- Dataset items
---*---
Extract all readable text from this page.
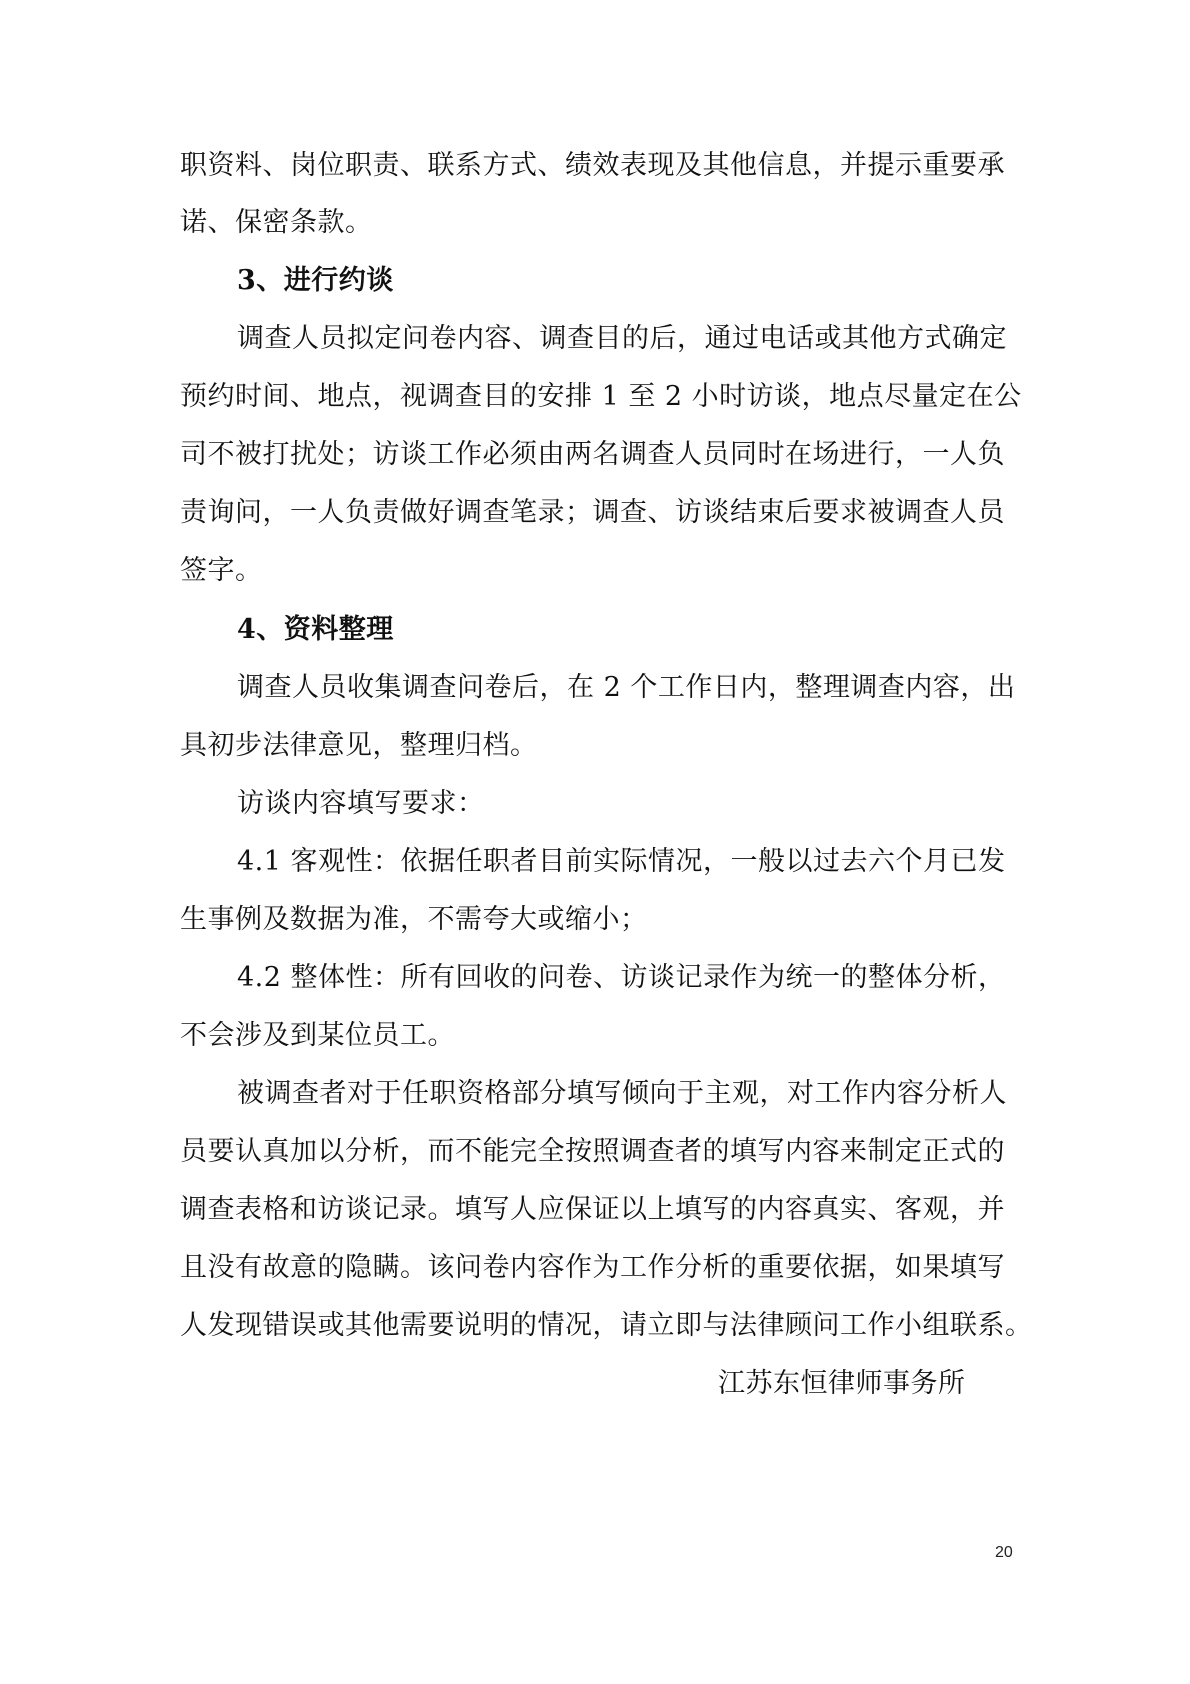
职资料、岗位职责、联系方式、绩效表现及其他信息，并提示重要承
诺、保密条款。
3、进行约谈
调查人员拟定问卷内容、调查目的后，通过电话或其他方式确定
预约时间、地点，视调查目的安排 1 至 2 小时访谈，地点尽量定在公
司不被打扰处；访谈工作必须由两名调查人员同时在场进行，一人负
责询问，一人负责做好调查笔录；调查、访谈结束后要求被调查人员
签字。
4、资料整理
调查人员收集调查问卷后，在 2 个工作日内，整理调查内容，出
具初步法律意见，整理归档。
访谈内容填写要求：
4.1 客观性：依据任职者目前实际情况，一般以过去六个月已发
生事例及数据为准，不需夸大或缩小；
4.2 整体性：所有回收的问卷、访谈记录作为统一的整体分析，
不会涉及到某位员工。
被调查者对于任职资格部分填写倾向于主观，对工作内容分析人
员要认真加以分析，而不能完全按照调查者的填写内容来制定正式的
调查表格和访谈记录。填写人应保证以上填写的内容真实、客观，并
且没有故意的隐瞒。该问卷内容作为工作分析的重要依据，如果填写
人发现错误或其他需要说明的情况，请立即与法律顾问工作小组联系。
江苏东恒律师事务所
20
---*---
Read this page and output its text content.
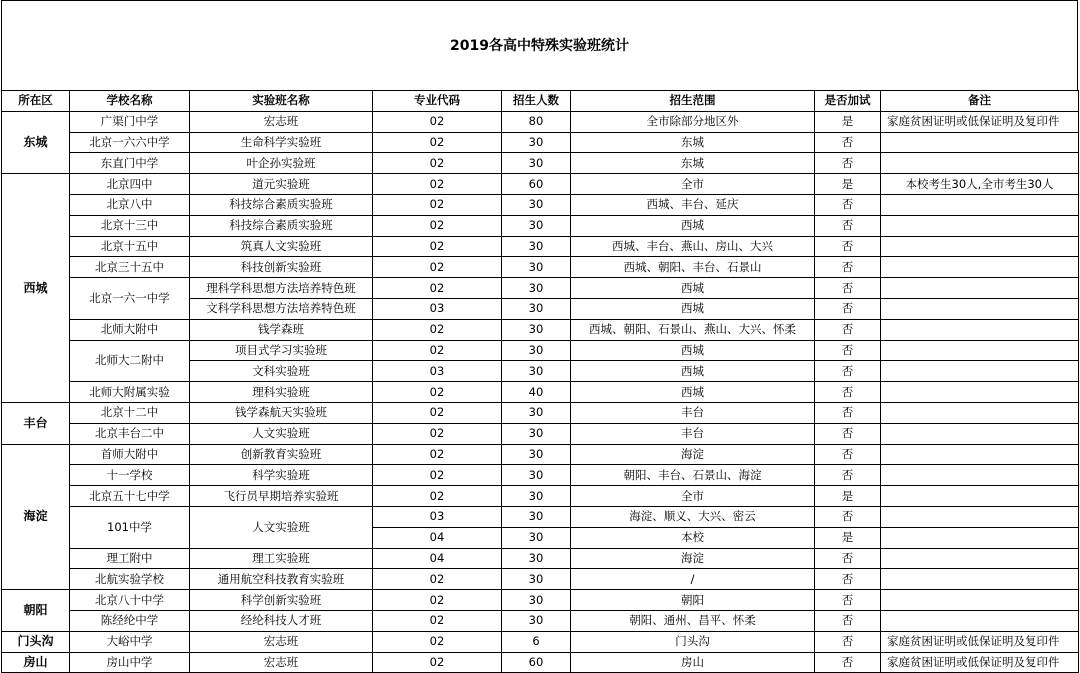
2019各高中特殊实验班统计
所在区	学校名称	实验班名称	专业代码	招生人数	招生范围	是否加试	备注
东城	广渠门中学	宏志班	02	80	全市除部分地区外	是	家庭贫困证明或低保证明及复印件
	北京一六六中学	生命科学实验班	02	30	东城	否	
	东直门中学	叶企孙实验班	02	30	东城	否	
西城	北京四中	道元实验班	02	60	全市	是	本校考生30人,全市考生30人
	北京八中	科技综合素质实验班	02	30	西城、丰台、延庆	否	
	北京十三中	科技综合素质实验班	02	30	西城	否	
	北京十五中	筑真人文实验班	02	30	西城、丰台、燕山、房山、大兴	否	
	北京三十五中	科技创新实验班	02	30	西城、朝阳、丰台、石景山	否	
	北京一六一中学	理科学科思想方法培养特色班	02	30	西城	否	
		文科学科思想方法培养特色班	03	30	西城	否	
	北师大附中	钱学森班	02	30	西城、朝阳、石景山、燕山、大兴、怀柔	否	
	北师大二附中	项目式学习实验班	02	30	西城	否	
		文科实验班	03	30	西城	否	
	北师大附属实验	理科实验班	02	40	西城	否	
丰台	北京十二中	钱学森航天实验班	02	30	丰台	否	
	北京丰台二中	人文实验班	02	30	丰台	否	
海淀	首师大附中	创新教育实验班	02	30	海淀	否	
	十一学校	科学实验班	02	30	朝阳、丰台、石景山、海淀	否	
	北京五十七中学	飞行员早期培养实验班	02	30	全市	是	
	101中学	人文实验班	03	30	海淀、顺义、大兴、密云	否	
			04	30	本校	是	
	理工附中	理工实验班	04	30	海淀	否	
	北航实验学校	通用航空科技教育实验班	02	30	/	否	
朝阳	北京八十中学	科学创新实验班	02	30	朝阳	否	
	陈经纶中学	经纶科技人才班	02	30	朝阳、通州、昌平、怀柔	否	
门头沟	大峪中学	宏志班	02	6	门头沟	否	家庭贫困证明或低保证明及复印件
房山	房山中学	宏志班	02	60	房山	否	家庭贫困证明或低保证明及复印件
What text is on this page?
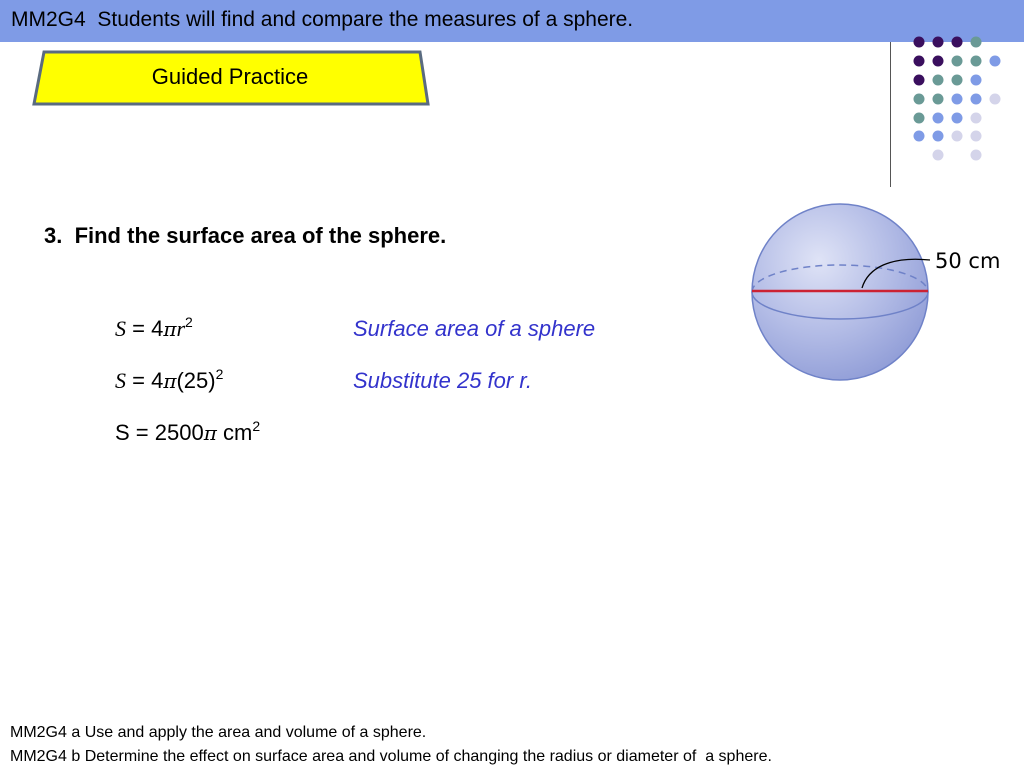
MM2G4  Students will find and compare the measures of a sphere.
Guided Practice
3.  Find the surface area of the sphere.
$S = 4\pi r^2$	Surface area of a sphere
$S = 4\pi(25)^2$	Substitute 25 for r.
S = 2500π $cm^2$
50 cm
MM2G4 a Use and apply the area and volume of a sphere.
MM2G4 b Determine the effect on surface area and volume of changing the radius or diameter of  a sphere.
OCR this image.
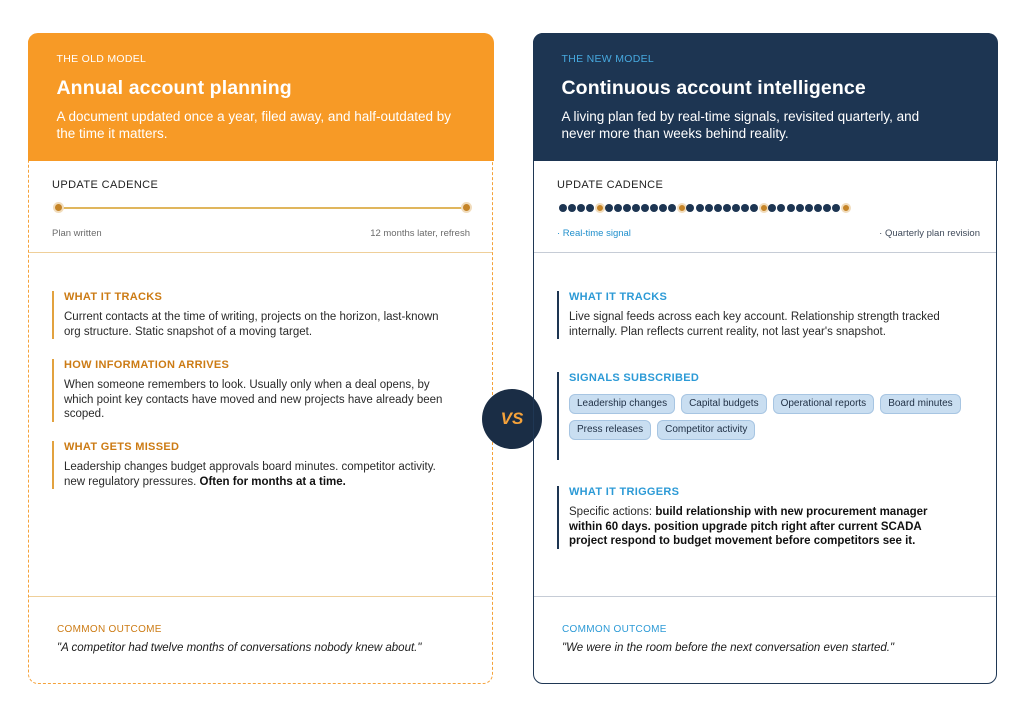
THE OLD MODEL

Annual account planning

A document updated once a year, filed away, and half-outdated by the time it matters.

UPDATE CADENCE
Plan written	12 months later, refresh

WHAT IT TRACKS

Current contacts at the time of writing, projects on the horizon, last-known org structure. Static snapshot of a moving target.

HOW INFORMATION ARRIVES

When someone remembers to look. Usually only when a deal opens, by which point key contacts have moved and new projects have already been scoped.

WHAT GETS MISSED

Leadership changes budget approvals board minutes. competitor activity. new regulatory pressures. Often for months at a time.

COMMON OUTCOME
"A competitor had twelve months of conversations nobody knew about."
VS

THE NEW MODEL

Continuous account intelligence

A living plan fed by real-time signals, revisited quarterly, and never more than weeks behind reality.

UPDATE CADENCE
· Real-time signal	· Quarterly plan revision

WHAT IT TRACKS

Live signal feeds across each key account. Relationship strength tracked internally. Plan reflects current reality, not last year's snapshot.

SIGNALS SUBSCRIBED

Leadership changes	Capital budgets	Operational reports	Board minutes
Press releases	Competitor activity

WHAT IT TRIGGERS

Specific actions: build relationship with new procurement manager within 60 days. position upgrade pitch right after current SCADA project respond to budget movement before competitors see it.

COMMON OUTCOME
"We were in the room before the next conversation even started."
---*---
- GOAL
Gather each line of the listing containing the word "year" and show it.

- TASK OUTPUT
A document updated once a year, filed away, and half-outdated by the time it matters.
Live signal feeds across each key account. Relationship strength tracked internally. Plan reflects current reality, not last year's snapshot.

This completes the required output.